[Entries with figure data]
● ● ● ● ●
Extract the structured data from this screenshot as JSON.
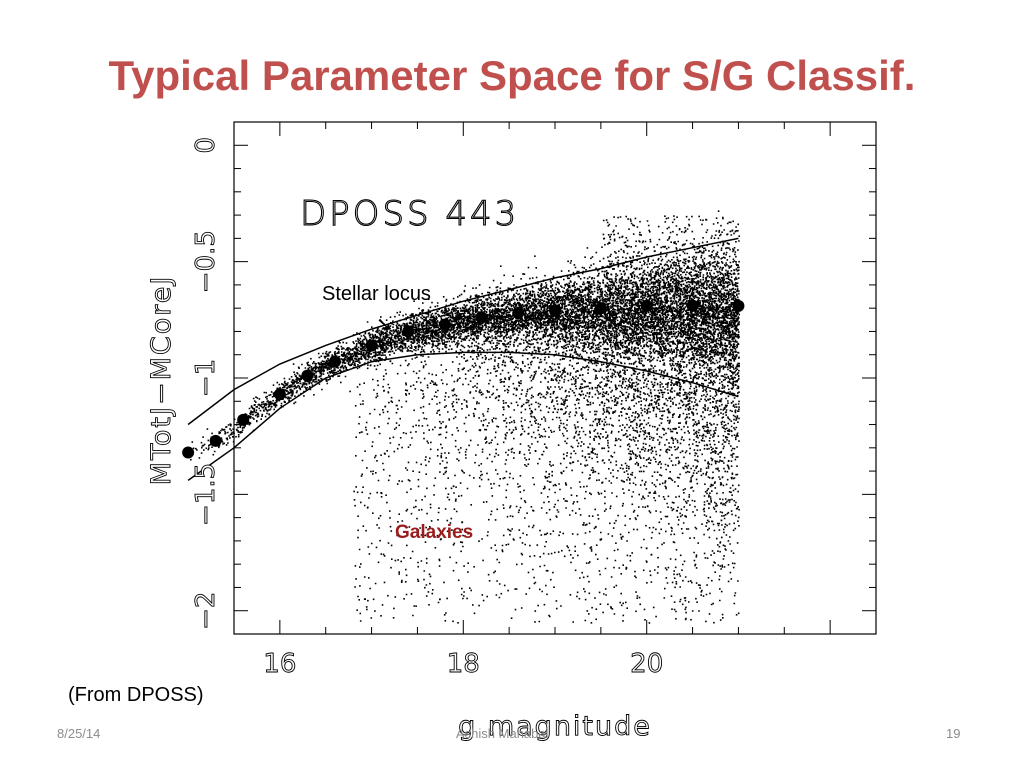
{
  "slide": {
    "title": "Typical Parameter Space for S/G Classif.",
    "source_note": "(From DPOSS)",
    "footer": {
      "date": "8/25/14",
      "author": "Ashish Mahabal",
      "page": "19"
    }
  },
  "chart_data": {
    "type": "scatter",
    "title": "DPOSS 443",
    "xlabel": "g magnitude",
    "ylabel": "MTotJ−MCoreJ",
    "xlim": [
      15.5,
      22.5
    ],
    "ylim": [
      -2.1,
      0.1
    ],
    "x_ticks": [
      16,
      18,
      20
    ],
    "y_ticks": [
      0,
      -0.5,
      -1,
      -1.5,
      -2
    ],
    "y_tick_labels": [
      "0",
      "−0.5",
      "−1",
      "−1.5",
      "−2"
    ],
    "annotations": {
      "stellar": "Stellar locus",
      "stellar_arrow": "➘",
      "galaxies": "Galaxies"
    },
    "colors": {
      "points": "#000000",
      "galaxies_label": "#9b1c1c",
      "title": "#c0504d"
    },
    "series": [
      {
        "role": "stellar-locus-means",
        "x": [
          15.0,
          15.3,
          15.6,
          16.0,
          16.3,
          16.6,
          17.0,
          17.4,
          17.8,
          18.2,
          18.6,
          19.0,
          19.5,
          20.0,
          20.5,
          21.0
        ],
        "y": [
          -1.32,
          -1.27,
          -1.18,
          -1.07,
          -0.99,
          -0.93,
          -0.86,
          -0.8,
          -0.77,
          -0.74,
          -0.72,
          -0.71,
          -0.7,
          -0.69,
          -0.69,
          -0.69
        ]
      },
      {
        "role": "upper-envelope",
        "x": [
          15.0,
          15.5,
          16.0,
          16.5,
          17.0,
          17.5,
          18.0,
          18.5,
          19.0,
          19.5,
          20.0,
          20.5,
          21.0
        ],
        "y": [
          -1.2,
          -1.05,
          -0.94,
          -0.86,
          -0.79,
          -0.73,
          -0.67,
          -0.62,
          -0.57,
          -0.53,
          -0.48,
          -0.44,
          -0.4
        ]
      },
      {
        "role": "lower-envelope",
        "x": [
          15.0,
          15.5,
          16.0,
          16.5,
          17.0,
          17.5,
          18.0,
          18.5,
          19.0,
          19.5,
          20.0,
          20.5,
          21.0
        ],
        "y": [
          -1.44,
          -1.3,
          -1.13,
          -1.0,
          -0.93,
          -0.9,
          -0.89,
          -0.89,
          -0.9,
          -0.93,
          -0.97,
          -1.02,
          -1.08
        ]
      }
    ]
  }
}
● ● ● ● ●
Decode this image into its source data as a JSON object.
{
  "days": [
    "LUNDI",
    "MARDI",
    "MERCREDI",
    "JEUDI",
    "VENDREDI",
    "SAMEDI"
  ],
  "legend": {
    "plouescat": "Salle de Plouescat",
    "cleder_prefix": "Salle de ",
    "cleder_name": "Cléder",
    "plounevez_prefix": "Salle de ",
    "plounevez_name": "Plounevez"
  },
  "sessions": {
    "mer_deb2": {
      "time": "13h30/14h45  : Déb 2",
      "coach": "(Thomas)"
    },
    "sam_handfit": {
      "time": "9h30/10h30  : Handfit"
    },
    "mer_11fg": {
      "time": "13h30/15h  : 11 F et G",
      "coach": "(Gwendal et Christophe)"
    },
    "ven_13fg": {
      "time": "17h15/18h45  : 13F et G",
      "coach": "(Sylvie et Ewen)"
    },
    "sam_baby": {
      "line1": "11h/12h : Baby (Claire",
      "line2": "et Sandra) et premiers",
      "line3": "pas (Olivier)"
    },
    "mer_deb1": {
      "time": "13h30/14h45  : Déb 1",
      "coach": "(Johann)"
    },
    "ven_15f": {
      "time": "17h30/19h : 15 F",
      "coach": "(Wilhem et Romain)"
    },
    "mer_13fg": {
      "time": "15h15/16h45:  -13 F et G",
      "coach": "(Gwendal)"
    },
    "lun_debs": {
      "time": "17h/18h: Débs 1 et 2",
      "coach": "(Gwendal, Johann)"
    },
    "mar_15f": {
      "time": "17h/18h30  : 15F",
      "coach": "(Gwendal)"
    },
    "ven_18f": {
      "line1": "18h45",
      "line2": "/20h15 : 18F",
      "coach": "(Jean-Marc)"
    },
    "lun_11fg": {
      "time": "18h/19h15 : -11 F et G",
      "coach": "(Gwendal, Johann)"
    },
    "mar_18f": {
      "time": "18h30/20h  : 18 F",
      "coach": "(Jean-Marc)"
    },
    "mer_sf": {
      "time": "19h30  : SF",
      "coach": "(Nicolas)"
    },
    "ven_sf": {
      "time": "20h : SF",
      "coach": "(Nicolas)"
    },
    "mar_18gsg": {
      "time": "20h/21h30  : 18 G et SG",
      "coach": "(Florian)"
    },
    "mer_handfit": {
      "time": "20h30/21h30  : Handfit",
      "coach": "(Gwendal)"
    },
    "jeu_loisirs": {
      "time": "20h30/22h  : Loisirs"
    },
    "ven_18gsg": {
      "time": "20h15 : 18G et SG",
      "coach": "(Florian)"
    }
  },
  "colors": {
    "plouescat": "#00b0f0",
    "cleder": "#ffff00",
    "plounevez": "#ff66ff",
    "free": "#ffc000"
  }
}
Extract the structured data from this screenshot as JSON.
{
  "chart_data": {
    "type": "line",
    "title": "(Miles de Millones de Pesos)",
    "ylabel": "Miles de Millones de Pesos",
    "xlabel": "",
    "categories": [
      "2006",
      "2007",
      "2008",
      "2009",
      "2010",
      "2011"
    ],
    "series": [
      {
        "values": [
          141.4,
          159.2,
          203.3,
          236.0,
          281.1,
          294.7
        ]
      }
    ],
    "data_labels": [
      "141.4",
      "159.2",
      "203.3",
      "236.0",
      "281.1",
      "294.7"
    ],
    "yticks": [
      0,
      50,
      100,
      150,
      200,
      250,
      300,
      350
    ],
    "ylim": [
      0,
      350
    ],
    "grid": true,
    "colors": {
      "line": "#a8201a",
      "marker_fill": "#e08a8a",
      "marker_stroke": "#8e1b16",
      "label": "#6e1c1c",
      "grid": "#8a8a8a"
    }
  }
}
● ● ● ● ●
WHAT YOU NEED TO DO » Among these entries, how many lines include the string "Pesos"? Reply with the number by itself.

EXERCISE RESULT » 2